Exactly repeat the material, dropping every picture from the copy.

══ Dataset excerpts ══

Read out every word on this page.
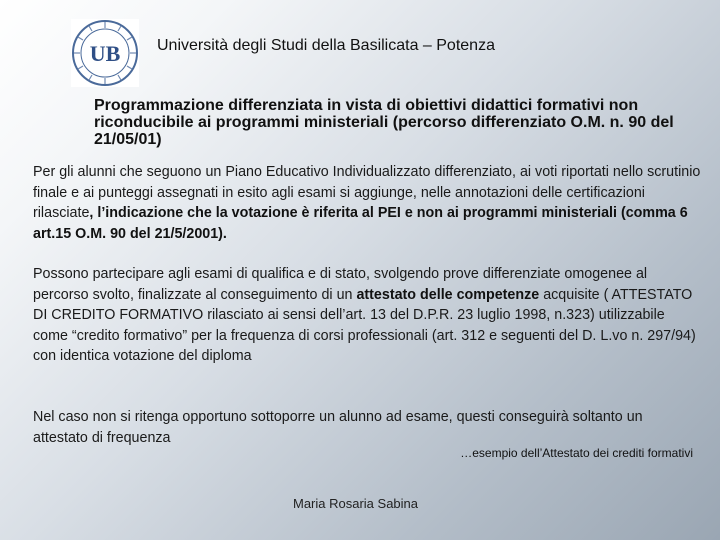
UB Università degli Studi della Basilicata – Potenza
Programmazione differenziata in vista di obiettivi didattici formativi non riconducibile ai programmi ministeriali (percorso differenziato O.M. n. 90 del 21/05/01)
Per gli alunni che seguono un Piano Educativo Individualizzato differenziato, ai voti riportati nello scrutinio finale e ai punteggi assegnati in esito agli esami si aggiunge, nelle annotazioni delle certificazioni rilasciate, l’indicazione che la votazione è riferita al PEI e non ai programmi ministeriali (comma 6 art.15 O.M. 90 del 21/5/2001).
Possono partecipare agli esami di qualifica e di stato, svolgendo prove differenziate omogenee al percorso svolto, finalizzate al conseguimento di un attestato delle competenze acquisite ( ATTESTATO DI CREDITO FORMATIVO rilasciato ai sensi dell’art. 13 del D.P.R. 23 luglio 1998, n.323) utilizzabile come “credito formativo” per la frequenza di corsi professionali (art. 312 e seguenti del D. L.vo n. 297/94) con identica votazione del diploma
Nel caso non si ritenga opportuno sottoporre un alunno ad esame, questi conseguirà soltanto un attestato di frequenza
…esempio dell’Attestato dei crediti formativi
Maria Rosaria Sabina
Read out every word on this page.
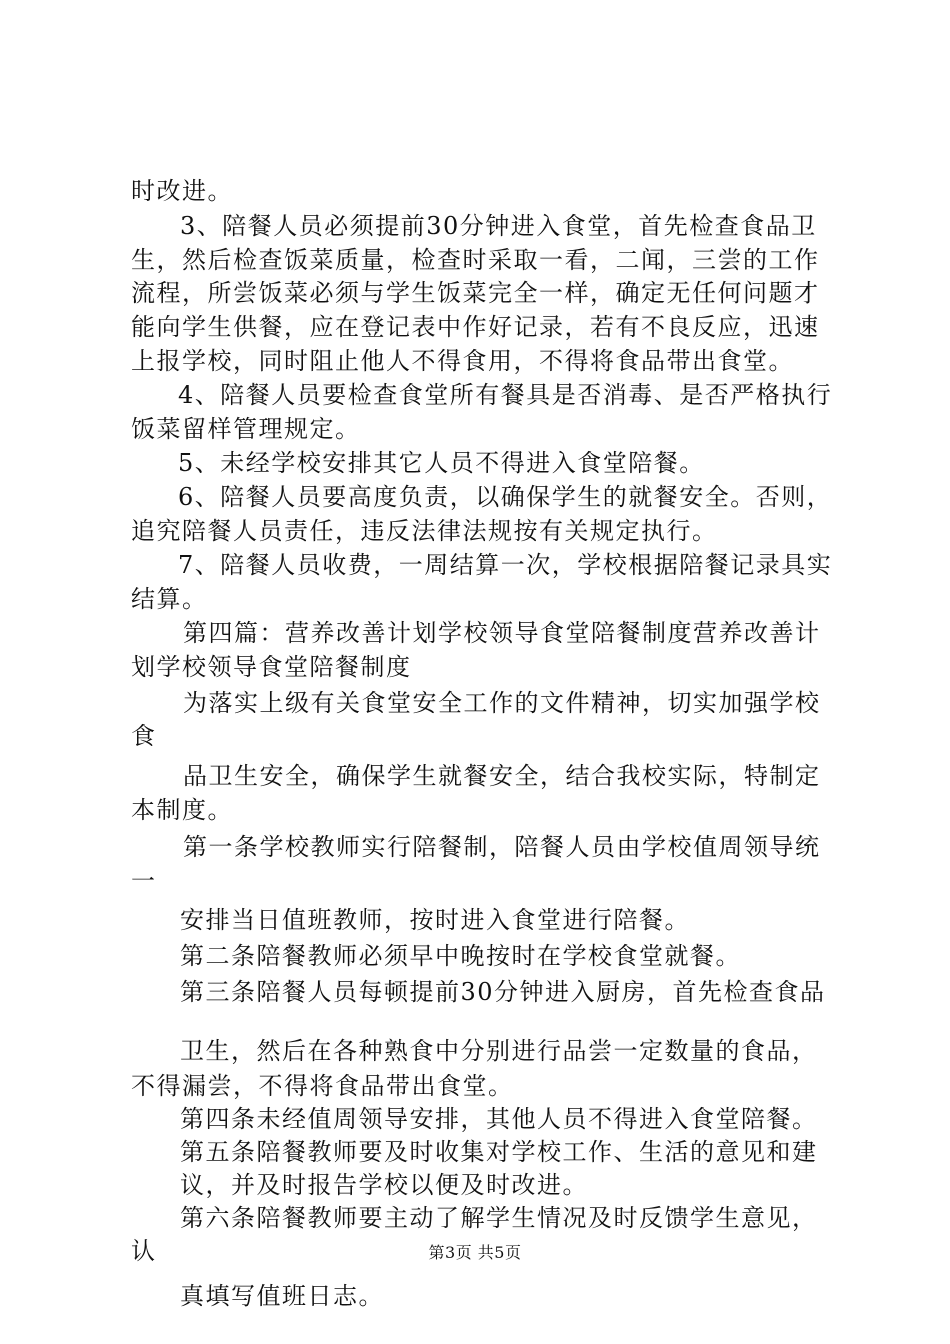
时改进。
3、陪餐人员必须提前30分钟进入食堂，首先检查食品卫
生，然后检查饭菜质量，检查时采取一看，二闻，三尝的工作
流程，所尝饭菜必须与学生饭菜完全一样，确定无任何问题才
能向学生供餐，应在登记表中作好记录，若有不良反应，迅速
上报学校，同时阻止他人不得食用，不得将食品带出食堂。
4、陪餐人员要检查食堂所有餐具是否消毒、是否严格执行
饭菜留样管理规定。
5、未经学校安排其它人员不得进入食堂陪餐。
6、陪餐人员要高度负责，以确保学生的就餐安全。否则，
追究陪餐人员责任，违反法律法规按有关规定执行。
7、陪餐人员收费，一周结算一次，学校根据陪餐记录具实
结算。
第四篇：营养改善计划学校领导食堂陪餐制度营养改善计
划学校领导食堂陪餐制度
为落实上级有关食堂安全工作的文件精神，切实加强学校
食
品卫生安全，确保学生就餐安全，结合我校实际，特制定
本制度。
第一条学校教师实行陪餐制，陪餐人员由学校值周领导统
一
安排当日值班教师，按时进入食堂进行陪餐。
第二条陪餐教师必须早中晚按时在学校食堂就餐。
第三条陪餐人员每顿提前30分钟进入厨房，首先检查食品
卫生，然后在各种熟食中分别进行品尝一定数量的食品，
不得漏尝，不得将食品带出食堂。
第四条未经值周领导安排，其他人员不得进入食堂陪餐。
第五条陪餐教师要及时收集对学校工作、生活的意见和建
议，并及时报告学校以便及时改进。
第六条陪餐教师要主动了解学生情况及时反馈学生意见，
认
真填写值班日志。
第3页 共5页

═══

Problem solution →
Read out every word on this page.
UB Università degli Studi della Basilicata – Potenza
Programmazione differenziata in vista di obiettivi didattici formativi non riconducibile ai programmi ministeriali (percorso differenziato O.M. n. 90 del 21/05/01)
Per gli alunni che seguono un Piano Educativo Individualizzato differenziato, ai voti riportati nello scrutinio finale e ai punteggi assegnati in esito agli esami si aggiunge, nelle annotazioni delle certificazioni rilasciate, l’indicazione che la votazione è riferita al PEI e non ai programmi ministeriali (comma 6 art.15 O.M. 90 del 21/5/2001).
Possono partecipare agli esami di qualifica e di stato, svolgendo prove differenziate omogenee al percorso svolto, finalizzate al conseguimento di un attestato delle competenze acquisite ( ATTESTATO DI CREDITO FORMATIVO rilasciato ai sensi dell’art. 13 del D.P.R. 23 luglio 1998, n.323) utilizzabile come “credito formativo” per la frequenza di corsi professionali (art. 312 e seguenti del D. L.vo n. 297/94) con identica votazione del diploma
Nel caso non si ritenga opportuno sottoporre un alunno ad esame, questi conseguirà soltanto un attestato di frequenza
…esempio dell’Attestato dei crediti formativi
Maria Rosaria Sabina
Read out every word on this page.
时改进。
3、陪餐人员必须提前30分钟进入食堂，首先检查食品卫
生，然后检查饭菜质量，检查时采取一看，二闻，三尝的工作
流程，所尝饭菜必须与学生饭菜完全一样，确定无任何问题才
能向学生供餐，应在登记表中作好记录，若有不良反应，迅速
上报学校，同时阻止他人不得食用，不得将食品带出食堂。
4、陪餐人员要检查食堂所有餐具是否消毒、是否严格执行
饭菜留样管理规定。
5、未经学校安排其它人员不得进入食堂陪餐。
6、陪餐人员要高度负责，以确保学生的就餐安全。否则，
追究陪餐人员责任，违反法律法规按有关规定执行。
7、陪餐人员收费，一周结算一次，学校根据陪餐记录具实
结算。
第四篇：营养改善计划学校领导食堂陪餐制度营养改善计
划学校领导食堂陪餐制度
为落实上级有关食堂安全工作的文件精神，切实加强学校
食
品卫生安全，确保学生就餐安全，结合我校实际，特制定
本制度。
第一条学校教师实行陪餐制，陪餐人员由学校值周领导统
一
安排当日值班教师，按时进入食堂进行陪餐。
第二条陪餐教师必须早中晚按时在学校食堂就餐。
第三条陪餐人员每顿提前30分钟进入厨房，首先检查食品
卫生，然后在各种熟食中分别进行品尝一定数量的食品，
不得漏尝，不得将食品带出食堂。
第四条未经值周领导安排，其他人员不得进入食堂陪餐。
第五条陪餐教师要及时收集对学校工作、生活的意见和建
议，并及时报告学校以便及时改进。
第六条陪餐教师要主动了解学生情况及时反馈学生意见，
认
真填写值班日志。
第3页 共5页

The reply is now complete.